WORK INSTRUCTIONS: Copy every entry exactly as given, minus the images.

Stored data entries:
^^^^^^^^

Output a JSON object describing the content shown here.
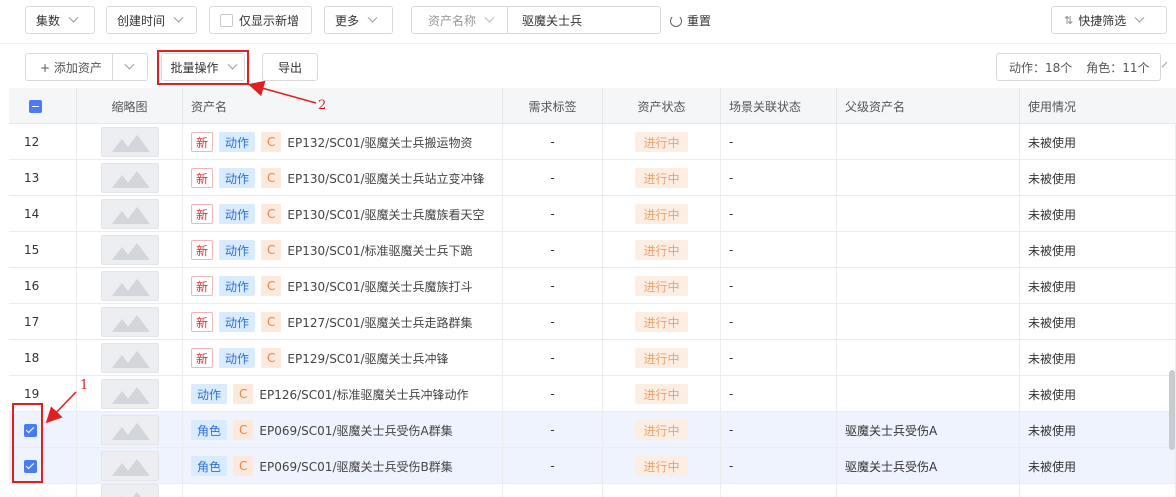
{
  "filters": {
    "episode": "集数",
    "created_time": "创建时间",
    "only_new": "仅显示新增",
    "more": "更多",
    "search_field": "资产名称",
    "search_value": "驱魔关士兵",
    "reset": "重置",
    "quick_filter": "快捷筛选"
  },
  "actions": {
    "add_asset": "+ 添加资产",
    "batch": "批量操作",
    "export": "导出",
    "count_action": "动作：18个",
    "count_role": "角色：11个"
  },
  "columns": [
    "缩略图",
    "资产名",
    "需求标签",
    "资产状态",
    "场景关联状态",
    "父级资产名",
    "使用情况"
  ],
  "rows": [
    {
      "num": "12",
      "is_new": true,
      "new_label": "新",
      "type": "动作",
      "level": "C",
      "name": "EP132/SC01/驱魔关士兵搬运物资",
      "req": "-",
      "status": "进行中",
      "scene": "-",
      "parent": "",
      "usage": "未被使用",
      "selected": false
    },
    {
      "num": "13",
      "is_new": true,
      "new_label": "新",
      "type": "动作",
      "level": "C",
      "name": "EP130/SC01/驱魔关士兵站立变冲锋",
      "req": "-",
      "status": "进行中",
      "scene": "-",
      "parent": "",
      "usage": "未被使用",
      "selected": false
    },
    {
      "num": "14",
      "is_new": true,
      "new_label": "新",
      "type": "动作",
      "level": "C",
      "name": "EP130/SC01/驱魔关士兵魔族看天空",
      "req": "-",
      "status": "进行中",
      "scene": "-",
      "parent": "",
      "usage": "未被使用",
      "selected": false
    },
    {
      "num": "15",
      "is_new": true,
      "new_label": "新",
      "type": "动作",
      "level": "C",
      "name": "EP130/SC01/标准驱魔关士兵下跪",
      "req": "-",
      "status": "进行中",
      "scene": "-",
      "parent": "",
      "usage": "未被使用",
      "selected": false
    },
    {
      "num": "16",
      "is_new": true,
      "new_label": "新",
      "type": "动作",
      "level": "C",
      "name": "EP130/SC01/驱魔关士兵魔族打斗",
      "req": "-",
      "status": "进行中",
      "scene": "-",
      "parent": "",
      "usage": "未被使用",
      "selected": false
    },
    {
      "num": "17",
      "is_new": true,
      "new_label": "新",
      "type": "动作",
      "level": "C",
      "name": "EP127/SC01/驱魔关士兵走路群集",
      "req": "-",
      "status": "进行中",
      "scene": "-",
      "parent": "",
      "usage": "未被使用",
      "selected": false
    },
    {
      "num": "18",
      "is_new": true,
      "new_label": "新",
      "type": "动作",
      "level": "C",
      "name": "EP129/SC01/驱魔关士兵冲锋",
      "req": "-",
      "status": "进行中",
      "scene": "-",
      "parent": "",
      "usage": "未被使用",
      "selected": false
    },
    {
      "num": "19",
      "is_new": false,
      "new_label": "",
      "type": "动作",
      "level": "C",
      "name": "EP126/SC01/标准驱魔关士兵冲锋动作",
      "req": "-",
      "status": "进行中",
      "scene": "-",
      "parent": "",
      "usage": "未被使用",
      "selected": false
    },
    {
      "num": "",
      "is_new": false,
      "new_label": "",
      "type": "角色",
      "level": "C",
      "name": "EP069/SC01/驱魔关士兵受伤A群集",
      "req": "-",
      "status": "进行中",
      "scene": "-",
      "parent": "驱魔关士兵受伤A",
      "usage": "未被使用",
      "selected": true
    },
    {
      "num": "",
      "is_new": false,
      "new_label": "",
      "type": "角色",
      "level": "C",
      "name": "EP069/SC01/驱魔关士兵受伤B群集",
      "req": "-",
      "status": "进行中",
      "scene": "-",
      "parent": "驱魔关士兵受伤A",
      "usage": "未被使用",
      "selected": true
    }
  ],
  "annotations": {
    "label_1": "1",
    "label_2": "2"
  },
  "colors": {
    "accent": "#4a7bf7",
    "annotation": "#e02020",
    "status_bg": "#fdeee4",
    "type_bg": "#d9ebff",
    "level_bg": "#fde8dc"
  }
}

^^^^^^^^

SOLUTION TO THIS PROBLEM:
Output a JSON object describing the content shown here.
{
  "filters": {
    "episode": "集数",
    "created_time": "创建时间",
    "only_new": "仅显示新增",
    "more": "更多",
    "search_field": "资产名称",
    "search_value": "驱魔关士兵",
    "reset": "重置",
    "quick_filter": "快捷筛选"
  },
  "actions": {
    "add_asset": "+ 添加资产",
    "batch": "批量操作",
    "export": "导出",
    "count_action": "动作：18个",
    "count_role": "角色：11个"
  },
  "columns": [
    "缩略图",
    "资产名",
    "需求标签",
    "资产状态",
    "场景关联状态",
    "父级资产名",
    "使用情况"
  ],
  "rows": [
    {
      "num": "12",
      "is_new": true,
      "new_label": "新",
      "type": "动作",
      "level": "C",
      "name": "EP132/SC01/驱魔关士兵搬运物资",
      "req": "-",
      "status": "进行中",
      "scene": "-",
      "parent": "",
      "usage": "未被使用",
      "selected": false
    },
    {
      "num": "13",
      "is_new": true,
      "new_label": "新",
      "type": "动作",
      "level": "C",
      "name": "EP130/SC01/驱魔关士兵站立变冲锋",
      "req": "-",
      "status": "进行中",
      "scene": "-",
      "parent": "",
      "usage": "未被使用",
      "selected": false
    },
    {
      "num": "14",
      "is_new": true,
      "new_label": "新",
      "type": "动作",
      "level": "C",
      "name": "EP130/SC01/驱魔关士兵魔族看天空",
      "req": "-",
      "status": "进行中",
      "scene": "-",
      "parent": "",
      "usage": "未被使用",
      "selected": false
    },
    {
      "num": "15",
      "is_new": true,
      "new_label": "新",
      "type": "动作",
      "level": "C",
      "name": "EP130/SC01/标准驱魔关士兵下跪",
      "req": "-",
      "status": "进行中",
      "scene": "-",
      "parent": "",
      "usage": "未被使用",
      "selected": false
    },
    {
      "num": "16",
      "is_new": true,
      "new_label": "新",
      "type": "动作",
      "level": "C",
      "name": "EP130/SC01/驱魔关士兵魔族打斗",
      "req": "-",
      "status": "进行中",
      "scene": "-",
      "parent": "",
      "usage": "未被使用",
      "selected": false
    },
    {
      "num": "17",
      "is_new": true,
      "new_label": "新",
      "type": "动作",
      "level": "C",
      "name": "EP127/SC01/驱魔关士兵走路群集",
      "req": "-",
      "status": "进行中",
      "scene": "-",
      "parent": "",
      "usage": "未被使用",
      "selected": false
    },
    {
      "num": "18",
      "is_new": true,
      "new_label": "新",
      "type": "动作",
      "level": "C",
      "name": "EP129/SC01/驱魔关士兵冲锋",
      "req": "-",
      "status": "进行中",
      "scene": "-",
      "parent": "",
      "usage": "未被使用",
      "selected": false
    },
    {
      "num": "19",
      "is_new": false,
      "new_label": "",
      "type": "动作",
      "level": "C",
      "name": "EP126/SC01/标准驱魔关士兵冲锋动作",
      "req": "-",
      "status": "进行中",
      "scene": "-",
      "parent": "",
      "usage": "未被使用",
      "selected": false
    },
    {
      "num": "",
      "is_new": false,
      "new_label": "",
      "type": "角色",
      "level": "C",
      "name": "EP069/SC01/驱魔关士兵受伤A群集",
      "req": "-",
      "status": "进行中",
      "scene": "-",
      "parent": "驱魔关士兵受伤A",
      "usage": "未被使用",
      "selected": true
    },
    {
      "num": "",
      "is_new": false,
      "new_label": "",
      "type": "角色",
      "level": "C",
      "name": "EP069/SC01/驱魔关士兵受伤B群集",
      "req": "-",
      "status": "进行中",
      "scene": "-",
      "parent": "驱魔关士兵受伤A",
      "usage": "未被使用",
      "selected": true
    }
  ],
  "annotations": {
    "label_1": "1",
    "label_2": "2"
  },
  "colors": {
    "accent": "#4a7bf7",
    "annotation": "#e02020",
    "status_bg": "#fdeee4",
    "type_bg": "#d9ebff",
    "level_bg": "#fde8dc"
  }
}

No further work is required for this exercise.